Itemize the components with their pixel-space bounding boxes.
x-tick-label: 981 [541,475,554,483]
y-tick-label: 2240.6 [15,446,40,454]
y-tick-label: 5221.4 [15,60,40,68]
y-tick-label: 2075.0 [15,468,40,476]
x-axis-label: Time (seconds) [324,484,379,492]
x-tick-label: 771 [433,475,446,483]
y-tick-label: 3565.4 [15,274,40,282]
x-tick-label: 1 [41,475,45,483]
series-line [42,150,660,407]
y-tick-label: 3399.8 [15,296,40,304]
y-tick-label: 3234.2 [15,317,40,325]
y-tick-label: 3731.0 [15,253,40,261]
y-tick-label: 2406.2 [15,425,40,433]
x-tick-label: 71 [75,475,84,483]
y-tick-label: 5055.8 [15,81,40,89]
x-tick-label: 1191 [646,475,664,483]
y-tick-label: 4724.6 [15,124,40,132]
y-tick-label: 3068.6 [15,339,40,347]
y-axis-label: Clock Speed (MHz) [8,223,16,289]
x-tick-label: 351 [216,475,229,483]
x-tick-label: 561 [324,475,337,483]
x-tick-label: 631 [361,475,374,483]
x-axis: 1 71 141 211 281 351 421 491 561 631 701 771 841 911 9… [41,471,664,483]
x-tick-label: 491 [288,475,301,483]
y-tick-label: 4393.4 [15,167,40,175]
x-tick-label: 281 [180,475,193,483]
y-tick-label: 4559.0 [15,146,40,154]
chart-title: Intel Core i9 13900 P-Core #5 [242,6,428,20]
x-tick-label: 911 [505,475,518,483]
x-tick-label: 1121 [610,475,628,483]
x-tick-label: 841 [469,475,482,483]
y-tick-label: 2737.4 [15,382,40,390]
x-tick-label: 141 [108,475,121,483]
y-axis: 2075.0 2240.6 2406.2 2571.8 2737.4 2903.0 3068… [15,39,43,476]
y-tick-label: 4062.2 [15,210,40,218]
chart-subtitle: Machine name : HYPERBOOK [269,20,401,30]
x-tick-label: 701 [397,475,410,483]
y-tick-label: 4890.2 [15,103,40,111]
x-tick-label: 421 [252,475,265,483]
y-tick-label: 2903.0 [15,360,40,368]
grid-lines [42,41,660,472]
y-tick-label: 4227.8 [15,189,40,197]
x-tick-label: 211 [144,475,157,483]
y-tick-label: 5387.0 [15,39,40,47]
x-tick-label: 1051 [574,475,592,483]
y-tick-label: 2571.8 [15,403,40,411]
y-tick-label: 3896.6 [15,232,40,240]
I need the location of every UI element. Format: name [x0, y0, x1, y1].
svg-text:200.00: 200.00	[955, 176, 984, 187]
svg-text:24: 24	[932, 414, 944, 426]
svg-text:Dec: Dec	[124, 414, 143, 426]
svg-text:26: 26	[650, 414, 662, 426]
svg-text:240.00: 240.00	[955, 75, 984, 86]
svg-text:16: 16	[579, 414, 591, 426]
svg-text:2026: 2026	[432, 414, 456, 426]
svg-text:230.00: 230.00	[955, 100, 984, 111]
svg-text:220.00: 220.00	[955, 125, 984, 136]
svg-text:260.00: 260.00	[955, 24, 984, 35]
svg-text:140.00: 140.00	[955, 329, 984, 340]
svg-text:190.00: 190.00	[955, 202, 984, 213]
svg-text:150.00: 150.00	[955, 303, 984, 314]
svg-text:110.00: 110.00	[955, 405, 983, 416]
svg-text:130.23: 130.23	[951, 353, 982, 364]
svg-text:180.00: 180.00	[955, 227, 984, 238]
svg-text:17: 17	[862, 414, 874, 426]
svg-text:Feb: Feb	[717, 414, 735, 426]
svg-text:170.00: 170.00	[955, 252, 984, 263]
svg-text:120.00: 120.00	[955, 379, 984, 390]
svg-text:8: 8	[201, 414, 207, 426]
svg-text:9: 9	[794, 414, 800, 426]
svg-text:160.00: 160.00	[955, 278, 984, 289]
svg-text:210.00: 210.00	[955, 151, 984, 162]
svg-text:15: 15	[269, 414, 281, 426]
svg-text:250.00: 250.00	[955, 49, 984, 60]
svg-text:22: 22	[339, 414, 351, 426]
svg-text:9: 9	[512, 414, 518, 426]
------------------------------------------------
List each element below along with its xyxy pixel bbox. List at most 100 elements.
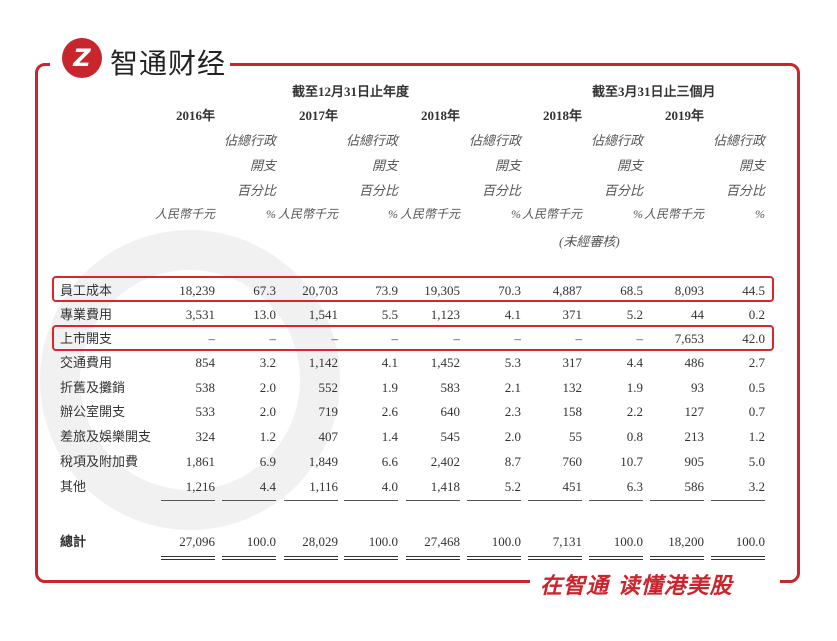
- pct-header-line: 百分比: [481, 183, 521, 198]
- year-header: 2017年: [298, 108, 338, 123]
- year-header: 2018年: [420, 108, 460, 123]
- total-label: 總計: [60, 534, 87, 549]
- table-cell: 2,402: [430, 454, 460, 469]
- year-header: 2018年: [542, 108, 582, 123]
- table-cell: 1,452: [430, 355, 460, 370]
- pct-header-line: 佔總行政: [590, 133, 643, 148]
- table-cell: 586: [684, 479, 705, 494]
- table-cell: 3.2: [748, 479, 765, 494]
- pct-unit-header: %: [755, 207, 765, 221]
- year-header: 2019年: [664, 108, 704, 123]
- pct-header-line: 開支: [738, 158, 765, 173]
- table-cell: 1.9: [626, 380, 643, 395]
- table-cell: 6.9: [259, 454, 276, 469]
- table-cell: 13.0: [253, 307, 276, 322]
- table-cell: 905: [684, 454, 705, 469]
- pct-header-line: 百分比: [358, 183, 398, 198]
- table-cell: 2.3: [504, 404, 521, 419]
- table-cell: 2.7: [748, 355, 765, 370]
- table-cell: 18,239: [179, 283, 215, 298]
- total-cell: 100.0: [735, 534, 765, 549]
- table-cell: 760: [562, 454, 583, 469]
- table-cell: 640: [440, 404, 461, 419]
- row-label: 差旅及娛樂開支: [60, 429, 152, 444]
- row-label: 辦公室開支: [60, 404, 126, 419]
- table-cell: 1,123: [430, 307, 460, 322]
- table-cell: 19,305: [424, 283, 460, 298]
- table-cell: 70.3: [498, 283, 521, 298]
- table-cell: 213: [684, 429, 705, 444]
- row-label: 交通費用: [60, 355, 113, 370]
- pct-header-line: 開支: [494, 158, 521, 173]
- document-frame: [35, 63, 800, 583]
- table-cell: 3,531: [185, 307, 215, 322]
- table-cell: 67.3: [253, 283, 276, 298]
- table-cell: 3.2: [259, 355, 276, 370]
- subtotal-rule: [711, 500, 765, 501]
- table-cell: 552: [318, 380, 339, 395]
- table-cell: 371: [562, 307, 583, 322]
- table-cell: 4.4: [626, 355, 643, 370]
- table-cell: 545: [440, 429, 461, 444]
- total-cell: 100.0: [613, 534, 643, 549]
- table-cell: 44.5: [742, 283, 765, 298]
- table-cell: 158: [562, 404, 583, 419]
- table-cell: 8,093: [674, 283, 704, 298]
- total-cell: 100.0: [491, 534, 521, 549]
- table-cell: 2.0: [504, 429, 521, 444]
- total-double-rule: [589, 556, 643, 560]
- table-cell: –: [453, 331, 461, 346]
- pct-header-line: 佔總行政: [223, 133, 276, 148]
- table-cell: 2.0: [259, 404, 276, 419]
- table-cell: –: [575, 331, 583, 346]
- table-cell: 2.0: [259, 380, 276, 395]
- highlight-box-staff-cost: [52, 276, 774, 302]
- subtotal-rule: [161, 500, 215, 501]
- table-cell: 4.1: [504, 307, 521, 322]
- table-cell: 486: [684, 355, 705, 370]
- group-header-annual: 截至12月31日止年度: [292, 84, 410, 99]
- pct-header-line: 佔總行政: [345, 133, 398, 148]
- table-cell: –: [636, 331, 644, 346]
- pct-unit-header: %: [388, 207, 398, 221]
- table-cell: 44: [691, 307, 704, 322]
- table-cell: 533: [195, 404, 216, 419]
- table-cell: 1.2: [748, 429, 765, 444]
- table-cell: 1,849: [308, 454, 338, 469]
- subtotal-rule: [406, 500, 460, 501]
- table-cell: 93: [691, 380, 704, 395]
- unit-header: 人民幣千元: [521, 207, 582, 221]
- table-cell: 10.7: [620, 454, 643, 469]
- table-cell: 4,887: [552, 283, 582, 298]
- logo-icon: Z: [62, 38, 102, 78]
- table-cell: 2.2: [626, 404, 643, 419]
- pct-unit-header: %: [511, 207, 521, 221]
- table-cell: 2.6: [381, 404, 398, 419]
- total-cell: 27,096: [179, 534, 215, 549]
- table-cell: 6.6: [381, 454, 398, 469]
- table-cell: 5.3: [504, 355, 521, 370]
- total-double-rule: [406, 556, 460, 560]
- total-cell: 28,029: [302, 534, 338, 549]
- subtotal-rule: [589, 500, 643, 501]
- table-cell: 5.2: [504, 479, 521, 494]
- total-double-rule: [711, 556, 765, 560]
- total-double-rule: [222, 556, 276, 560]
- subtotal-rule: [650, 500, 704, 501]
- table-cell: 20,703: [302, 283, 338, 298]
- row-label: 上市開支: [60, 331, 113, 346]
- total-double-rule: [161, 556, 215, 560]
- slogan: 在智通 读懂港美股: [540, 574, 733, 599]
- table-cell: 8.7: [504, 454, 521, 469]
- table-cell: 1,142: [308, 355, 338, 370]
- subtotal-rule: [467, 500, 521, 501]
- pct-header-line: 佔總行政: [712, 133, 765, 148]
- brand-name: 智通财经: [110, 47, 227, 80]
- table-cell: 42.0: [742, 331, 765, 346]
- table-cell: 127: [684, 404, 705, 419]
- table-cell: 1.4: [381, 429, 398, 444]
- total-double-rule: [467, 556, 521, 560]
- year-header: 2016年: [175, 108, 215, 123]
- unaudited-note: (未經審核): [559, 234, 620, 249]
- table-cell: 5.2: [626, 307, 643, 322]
------------------------------------------------
Work to be completed ▸ Extract verbatim the lines of the listing from the line with "Itemize the components" to the line with "y-tick-label: 4559.0 [15,146,40,154]", both included.

Problem solution ▸
Itemize the components with their pixel-space bounding boxes.
x-tick-label: 981 [541,475,554,483]
y-tick-label: 2240.6 [15,446,40,454]
y-tick-label: 5221.4 [15,60,40,68]
y-tick-label: 2075.0 [15,468,40,476]
x-axis-label: Time (seconds) [324,484,379,492]
x-tick-label: 771 [433,475,446,483]
y-tick-label: 3565.4 [15,274,40,282]
x-tick-label: 1 [41,475,45,483]
series-line [42,150,660,407]
y-tick-label: 3399.8 [15,296,40,304]
y-tick-label: 3234.2 [15,317,40,325]
y-tick-label: 3731.0 [15,253,40,261]
y-tick-label: 2406.2 [15,425,40,433]
x-tick-label: 71 [75,475,84,483]
y-tick-label: 5055.8 [15,81,40,89]
x-tick-label: 1191 [646,475,664,483]
y-tick-label: 4724.6 [15,124,40,132]
y-tick-label: 3068.6 [15,339,40,347]
y-axis-label: Clock Speed (MHz) [8,223,16,289]
x-tick-label: 351 [216,475,229,483]
x-tick-label: 561 [324,475,337,483]
x-tick-label: 631 [361,475,374,483]
x-axis: 1 71 141 211 281 351 421 491 561 631 701 771 841 911 9… [41,471,664,483]
x-tick-label: 491 [288,475,301,483]
y-tick-label: 4393.4 [15,167,40,175]
x-tick-label: 281 [180,475,193,483]
y-tick-label: 4559.0 [15,146,40,154]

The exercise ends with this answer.